→ **Goal of the exercise**
Locate the string "Loss" in the records below. Copy every line where it occurs.

→ **Records for the task**
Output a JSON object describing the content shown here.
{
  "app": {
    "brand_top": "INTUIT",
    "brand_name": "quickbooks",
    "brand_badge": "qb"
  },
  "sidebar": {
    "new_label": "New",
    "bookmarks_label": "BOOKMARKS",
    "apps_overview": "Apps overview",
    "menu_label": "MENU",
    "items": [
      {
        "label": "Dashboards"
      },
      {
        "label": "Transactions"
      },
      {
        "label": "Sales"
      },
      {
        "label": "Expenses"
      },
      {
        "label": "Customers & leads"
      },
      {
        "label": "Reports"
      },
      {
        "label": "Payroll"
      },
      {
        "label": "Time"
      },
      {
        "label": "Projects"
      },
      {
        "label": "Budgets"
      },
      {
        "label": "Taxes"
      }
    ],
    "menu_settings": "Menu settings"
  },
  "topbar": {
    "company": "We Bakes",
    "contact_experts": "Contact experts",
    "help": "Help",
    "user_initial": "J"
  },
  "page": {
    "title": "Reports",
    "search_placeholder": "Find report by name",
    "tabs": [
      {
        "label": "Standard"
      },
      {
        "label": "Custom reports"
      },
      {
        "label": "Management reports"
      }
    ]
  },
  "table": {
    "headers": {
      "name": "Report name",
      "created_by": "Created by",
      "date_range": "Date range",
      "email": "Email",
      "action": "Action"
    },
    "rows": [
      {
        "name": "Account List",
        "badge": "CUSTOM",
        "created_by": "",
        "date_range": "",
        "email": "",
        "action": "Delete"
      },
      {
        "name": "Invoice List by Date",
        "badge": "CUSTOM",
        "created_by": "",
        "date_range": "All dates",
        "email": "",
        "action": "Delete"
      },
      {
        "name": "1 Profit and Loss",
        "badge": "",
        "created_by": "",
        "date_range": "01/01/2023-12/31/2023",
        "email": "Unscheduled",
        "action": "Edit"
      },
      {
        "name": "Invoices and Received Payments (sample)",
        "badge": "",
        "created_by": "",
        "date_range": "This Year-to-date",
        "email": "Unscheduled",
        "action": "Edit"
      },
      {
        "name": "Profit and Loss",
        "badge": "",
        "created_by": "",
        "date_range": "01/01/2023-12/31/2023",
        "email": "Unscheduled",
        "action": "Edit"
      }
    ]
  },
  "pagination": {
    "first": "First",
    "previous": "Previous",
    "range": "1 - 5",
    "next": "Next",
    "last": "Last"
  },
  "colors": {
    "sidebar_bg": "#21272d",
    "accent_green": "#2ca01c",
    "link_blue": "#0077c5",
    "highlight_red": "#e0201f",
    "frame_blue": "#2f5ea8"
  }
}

→ **Full response**
        "name": "1 Profit and Loss",
        "name": "Profit and Loss",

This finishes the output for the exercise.